MATERIAL FOR THIS TASK:
┄┄┄┄┄┄┄┄┄┄┄┄┄┄┄┄┄┄┄┄
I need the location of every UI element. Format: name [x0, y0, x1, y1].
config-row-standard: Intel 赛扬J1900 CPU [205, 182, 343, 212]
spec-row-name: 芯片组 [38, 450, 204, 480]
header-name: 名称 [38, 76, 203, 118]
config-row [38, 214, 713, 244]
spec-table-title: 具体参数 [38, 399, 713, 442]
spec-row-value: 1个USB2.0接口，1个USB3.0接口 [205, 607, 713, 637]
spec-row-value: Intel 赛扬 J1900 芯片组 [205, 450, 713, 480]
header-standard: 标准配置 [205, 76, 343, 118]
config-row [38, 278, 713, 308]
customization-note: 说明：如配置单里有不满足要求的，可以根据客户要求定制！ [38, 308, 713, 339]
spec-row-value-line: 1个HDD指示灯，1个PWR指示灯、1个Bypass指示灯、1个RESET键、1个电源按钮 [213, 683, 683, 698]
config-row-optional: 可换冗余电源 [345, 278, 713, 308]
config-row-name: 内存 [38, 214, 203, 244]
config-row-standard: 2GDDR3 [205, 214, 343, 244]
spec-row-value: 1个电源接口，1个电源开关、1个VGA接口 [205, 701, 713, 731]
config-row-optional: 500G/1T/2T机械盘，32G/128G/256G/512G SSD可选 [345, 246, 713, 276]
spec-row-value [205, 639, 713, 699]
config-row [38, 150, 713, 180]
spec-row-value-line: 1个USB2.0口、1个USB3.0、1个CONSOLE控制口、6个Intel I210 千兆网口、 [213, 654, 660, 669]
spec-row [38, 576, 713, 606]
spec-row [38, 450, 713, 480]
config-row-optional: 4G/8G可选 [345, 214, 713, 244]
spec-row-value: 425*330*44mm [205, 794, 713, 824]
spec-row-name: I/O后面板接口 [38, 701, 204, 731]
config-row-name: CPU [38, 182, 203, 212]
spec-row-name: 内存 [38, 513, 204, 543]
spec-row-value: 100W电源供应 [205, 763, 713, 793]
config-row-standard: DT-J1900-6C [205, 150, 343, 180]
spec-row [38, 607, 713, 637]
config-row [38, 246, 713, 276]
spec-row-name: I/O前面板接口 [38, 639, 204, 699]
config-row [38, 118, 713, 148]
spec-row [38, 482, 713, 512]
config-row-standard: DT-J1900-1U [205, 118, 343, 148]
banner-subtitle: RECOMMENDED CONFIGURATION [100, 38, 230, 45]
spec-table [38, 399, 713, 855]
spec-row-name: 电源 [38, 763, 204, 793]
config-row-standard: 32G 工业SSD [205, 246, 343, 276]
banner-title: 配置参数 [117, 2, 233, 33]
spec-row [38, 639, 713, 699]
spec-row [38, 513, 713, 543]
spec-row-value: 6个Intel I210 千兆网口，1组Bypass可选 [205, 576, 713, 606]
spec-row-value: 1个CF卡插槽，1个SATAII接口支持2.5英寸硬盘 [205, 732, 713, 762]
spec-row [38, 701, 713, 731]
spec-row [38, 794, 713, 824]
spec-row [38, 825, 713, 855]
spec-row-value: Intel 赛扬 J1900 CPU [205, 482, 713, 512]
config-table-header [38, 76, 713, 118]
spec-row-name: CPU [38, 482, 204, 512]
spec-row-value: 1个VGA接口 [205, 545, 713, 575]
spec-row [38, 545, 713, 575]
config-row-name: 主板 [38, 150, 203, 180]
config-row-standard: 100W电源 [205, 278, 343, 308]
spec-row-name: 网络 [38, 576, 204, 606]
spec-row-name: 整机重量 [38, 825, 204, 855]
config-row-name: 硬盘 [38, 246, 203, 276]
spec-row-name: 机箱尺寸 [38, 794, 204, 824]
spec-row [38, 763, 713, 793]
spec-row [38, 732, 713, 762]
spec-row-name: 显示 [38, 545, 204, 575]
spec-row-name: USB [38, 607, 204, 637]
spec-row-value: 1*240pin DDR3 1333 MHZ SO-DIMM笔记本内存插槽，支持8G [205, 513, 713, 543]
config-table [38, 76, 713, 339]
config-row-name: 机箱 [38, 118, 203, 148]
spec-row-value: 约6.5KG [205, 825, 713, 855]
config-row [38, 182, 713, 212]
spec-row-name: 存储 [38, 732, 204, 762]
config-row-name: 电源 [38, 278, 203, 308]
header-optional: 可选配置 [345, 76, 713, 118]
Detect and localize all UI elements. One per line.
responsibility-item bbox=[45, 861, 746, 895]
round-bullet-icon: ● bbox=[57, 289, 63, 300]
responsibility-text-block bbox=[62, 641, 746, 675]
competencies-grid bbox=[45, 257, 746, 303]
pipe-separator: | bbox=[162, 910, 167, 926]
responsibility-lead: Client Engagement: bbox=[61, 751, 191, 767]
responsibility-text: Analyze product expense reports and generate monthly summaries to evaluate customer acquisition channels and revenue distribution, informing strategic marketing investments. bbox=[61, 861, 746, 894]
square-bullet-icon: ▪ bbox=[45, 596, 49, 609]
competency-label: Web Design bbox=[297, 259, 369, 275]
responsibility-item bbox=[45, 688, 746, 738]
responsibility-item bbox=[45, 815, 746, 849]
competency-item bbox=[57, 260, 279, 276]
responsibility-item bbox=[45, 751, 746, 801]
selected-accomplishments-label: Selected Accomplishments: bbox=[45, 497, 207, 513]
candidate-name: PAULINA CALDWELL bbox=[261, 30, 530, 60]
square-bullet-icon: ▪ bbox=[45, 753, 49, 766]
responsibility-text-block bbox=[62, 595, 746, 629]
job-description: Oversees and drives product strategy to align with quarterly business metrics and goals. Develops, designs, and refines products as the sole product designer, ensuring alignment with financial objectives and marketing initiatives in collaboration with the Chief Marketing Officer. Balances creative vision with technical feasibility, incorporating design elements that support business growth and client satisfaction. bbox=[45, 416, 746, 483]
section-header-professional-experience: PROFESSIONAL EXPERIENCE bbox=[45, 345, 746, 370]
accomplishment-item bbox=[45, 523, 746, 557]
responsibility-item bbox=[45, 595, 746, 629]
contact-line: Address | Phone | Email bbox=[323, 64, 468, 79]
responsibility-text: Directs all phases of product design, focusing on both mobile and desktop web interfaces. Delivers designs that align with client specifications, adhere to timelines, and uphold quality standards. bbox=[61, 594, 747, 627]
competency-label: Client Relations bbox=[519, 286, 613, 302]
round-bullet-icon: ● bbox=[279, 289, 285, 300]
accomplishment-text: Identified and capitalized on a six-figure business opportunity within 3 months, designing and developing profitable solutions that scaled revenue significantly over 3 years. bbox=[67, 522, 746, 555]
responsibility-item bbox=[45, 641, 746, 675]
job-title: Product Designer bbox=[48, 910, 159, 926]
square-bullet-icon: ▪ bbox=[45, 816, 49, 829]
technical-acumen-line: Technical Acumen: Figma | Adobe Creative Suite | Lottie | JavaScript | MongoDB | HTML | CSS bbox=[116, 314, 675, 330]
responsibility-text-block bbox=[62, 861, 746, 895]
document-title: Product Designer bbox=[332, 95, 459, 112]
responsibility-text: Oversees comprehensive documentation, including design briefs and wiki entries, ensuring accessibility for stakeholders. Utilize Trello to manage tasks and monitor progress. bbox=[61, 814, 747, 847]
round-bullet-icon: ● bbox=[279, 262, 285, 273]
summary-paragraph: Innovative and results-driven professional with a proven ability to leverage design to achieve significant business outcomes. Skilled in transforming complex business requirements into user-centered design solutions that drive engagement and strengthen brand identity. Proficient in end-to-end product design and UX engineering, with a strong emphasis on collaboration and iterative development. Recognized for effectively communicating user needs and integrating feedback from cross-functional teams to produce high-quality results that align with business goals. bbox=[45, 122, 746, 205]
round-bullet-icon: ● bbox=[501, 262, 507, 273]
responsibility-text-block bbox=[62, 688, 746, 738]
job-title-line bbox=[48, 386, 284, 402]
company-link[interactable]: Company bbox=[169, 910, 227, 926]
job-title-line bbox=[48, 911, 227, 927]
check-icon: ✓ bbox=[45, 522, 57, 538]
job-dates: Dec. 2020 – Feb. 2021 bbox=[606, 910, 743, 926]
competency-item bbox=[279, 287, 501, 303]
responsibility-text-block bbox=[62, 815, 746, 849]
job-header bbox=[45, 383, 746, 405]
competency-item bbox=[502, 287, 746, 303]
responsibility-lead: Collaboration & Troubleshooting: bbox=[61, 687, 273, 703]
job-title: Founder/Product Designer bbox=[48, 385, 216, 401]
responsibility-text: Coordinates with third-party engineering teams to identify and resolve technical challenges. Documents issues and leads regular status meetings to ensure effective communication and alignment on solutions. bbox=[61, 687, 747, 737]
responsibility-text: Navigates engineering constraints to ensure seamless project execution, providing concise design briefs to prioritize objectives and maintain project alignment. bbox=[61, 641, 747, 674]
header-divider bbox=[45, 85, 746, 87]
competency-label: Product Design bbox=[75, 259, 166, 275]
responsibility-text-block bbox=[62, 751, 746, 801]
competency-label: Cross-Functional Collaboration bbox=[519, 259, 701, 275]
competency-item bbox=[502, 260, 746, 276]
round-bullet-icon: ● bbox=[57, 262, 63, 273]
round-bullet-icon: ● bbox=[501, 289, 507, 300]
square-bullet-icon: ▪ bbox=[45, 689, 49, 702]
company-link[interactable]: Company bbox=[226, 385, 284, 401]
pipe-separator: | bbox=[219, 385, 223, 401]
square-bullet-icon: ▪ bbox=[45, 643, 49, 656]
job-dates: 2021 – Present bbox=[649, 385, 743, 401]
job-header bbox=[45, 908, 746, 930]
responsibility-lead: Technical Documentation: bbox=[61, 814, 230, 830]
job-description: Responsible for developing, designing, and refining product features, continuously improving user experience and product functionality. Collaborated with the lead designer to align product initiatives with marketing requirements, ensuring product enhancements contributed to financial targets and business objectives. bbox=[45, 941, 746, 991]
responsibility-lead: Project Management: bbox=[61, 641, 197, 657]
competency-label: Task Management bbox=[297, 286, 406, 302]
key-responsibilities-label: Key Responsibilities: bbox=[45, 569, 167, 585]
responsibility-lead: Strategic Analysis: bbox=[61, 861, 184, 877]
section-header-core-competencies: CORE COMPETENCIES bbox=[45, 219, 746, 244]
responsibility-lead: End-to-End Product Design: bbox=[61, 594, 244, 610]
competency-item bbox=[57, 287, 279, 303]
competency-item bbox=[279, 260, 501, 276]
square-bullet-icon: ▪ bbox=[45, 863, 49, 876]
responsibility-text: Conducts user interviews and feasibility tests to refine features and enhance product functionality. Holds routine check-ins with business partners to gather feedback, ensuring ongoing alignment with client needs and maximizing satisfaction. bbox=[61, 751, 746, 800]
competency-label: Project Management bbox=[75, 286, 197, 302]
┄┄┄┄┄┄┄┄┄┄┄┄┄┄┄┄┄┄┄┄
PROMPT:
Can you repeat the rows above word for word, from the first row through the row containing "spec-row-value: Intel 赛扬 J1900 芯片组", with both of those rows included?

ANSWER TO THE EXERCISE:
I need the location of every UI element. Format: name [x0, y0, x1, y1].
config-row-standard: Intel 赛扬J1900 CPU [205, 182, 343, 212]
spec-row-name: 芯片组 [38, 450, 204, 480]
header-name: 名称 [38, 76, 203, 118]
config-row [38, 214, 713, 244]
spec-table-title: 具体参数 [38, 399, 713, 442]
spec-row-value: 1个USB2.0接口，1个USB3.0接口 [205, 607, 713, 637]
spec-row-value: Intel 赛扬 J1900 芯片组 [205, 450, 713, 480]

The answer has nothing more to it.